> [TASK OBJECTIVE]:
Only lines with the string "million" matter here; gather them from the material below.
——
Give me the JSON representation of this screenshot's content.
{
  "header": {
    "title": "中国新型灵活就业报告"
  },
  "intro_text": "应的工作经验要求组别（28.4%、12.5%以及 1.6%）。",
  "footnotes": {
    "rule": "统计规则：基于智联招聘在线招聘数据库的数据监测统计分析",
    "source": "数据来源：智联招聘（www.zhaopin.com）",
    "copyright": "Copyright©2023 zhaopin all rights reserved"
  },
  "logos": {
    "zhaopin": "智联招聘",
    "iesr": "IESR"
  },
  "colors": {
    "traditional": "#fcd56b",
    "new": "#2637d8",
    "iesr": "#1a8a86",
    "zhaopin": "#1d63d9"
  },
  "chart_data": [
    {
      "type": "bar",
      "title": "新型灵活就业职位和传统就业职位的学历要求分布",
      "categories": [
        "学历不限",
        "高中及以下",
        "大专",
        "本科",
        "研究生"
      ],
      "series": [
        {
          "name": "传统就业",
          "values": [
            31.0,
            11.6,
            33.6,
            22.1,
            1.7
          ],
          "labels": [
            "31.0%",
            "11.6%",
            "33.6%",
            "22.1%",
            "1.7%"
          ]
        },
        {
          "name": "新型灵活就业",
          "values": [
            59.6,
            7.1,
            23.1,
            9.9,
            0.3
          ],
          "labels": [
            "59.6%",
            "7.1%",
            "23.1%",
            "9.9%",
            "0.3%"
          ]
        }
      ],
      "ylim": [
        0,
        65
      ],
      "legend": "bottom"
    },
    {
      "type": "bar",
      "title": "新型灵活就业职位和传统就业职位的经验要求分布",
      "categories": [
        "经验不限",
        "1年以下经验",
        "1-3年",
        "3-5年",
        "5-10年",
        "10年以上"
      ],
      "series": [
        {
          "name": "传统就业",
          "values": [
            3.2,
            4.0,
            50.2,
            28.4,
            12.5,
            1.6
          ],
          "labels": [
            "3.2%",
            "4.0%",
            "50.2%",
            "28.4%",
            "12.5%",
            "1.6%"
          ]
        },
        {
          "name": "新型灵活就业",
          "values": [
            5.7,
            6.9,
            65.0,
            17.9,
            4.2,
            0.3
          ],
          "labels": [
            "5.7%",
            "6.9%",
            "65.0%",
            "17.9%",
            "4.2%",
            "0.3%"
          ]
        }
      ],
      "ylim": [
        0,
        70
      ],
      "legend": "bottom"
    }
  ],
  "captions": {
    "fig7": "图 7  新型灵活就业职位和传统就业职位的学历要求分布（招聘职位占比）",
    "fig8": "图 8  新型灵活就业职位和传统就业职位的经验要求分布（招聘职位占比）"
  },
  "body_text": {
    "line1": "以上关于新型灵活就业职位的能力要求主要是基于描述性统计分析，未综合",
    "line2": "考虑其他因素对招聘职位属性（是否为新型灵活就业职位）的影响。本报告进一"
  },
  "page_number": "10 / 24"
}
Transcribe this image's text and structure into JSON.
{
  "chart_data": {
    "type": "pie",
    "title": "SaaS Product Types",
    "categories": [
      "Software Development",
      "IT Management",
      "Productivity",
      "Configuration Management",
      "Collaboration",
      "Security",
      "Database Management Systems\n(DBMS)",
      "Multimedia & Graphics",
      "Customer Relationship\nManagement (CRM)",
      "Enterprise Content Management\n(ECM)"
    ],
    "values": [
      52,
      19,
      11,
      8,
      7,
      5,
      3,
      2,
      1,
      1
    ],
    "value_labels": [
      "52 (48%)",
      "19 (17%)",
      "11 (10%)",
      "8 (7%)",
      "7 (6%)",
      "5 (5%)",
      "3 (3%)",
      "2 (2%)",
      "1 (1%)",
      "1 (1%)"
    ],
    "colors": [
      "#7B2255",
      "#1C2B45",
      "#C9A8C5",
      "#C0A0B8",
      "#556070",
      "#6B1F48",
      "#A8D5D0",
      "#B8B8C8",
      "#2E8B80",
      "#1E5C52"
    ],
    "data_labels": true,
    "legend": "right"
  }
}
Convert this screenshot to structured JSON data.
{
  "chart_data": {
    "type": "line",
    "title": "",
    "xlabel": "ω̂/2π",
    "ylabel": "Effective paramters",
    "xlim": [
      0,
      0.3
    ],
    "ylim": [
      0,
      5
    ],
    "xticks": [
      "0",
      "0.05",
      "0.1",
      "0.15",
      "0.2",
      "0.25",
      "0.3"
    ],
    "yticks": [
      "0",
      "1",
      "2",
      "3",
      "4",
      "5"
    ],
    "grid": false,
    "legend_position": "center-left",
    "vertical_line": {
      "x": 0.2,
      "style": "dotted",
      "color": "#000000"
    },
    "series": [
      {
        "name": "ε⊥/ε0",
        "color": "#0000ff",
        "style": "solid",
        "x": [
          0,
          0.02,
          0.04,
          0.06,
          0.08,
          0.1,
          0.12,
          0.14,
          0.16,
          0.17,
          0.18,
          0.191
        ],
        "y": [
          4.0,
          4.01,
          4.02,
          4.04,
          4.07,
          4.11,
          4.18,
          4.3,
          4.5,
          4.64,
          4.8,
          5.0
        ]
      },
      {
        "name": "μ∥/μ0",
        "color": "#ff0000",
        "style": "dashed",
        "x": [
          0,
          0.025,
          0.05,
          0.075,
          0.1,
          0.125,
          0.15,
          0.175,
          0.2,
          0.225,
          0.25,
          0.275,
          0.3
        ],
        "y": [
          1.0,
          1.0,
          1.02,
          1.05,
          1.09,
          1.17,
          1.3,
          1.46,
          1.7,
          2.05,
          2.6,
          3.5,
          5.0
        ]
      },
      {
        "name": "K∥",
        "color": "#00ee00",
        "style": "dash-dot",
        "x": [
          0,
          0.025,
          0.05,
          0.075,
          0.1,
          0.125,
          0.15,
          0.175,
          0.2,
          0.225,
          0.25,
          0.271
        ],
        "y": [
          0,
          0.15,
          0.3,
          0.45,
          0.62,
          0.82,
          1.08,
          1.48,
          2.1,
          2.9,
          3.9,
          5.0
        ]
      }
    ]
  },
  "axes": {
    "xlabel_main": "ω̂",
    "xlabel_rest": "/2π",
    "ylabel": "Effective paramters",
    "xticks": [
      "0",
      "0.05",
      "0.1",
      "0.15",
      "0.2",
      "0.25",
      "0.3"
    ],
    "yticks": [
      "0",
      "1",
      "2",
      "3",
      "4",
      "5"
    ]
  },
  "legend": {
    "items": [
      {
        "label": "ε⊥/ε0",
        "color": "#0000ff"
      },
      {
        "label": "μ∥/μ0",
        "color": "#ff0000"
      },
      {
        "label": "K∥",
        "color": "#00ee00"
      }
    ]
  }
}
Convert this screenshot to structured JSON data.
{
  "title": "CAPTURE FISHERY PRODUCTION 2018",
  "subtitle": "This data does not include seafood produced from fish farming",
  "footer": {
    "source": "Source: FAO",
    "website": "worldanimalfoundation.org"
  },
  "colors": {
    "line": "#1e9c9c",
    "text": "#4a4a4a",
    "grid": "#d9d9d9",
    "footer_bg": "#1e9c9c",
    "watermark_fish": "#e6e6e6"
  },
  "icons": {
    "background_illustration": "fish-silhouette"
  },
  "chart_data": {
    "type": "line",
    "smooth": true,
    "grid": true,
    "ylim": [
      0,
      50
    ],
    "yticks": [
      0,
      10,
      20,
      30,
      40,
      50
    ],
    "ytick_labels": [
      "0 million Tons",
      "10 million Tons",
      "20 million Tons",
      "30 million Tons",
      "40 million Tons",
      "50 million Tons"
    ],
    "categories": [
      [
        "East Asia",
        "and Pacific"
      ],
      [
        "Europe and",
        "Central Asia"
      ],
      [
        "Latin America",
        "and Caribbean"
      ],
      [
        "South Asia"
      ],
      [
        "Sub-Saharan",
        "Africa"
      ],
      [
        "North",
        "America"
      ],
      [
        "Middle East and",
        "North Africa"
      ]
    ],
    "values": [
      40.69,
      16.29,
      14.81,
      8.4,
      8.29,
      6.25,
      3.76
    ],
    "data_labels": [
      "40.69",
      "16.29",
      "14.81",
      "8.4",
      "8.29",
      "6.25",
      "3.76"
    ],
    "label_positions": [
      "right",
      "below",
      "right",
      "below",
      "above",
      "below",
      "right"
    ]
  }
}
——
> [CORRECT ANSWER]:
      "0 million Tons",
      "10 million Tons",
      "20 million Tons",
      "30 million Tons",
      "40 million Tons",
      "50 million Tons"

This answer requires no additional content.